====== Data supplied
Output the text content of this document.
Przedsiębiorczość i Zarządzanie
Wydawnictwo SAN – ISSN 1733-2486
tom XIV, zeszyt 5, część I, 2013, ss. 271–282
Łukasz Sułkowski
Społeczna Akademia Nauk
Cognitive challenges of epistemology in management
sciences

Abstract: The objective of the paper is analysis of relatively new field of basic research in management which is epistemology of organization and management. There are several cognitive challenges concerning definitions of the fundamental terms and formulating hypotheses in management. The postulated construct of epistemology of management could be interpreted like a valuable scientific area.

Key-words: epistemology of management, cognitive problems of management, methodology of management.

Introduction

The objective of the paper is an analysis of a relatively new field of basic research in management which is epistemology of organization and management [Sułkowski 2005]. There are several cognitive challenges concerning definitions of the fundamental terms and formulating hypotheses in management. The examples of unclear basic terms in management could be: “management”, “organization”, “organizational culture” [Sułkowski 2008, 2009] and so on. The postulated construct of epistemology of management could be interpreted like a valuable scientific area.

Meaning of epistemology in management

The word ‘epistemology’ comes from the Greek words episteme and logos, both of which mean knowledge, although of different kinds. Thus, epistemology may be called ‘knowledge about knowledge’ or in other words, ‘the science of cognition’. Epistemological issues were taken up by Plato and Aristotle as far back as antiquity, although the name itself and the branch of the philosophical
============
§ Task details:
Look through the entries above and report each line where the string "basic" occurs.

§ Output for this task:
Abstract: The objective of the paper is analysis of relatively new field of basic research in management which is epistemology of organization and management. There are several cognitive challenges concerning definitions of the fundamental terms and formulating hypotheses in management. The postulated construct of epistemology of management could be interpreted like a valuable scientific area.
The objective of the paper is an analysis of a relatively new field of basic research in management which is epistemology of organization and management [Sułkowski 2005]. There are several cognitive challenges concerning definitions of the fundamental terms and formulating hypotheses in management. The examples of unclear basic terms in management could be: “management”, “organization”, “organizational culture” [Sułkowski 2008, 2009] and so on. The postulated construct of epistemology of management could be interpreted like a valuable scientific area.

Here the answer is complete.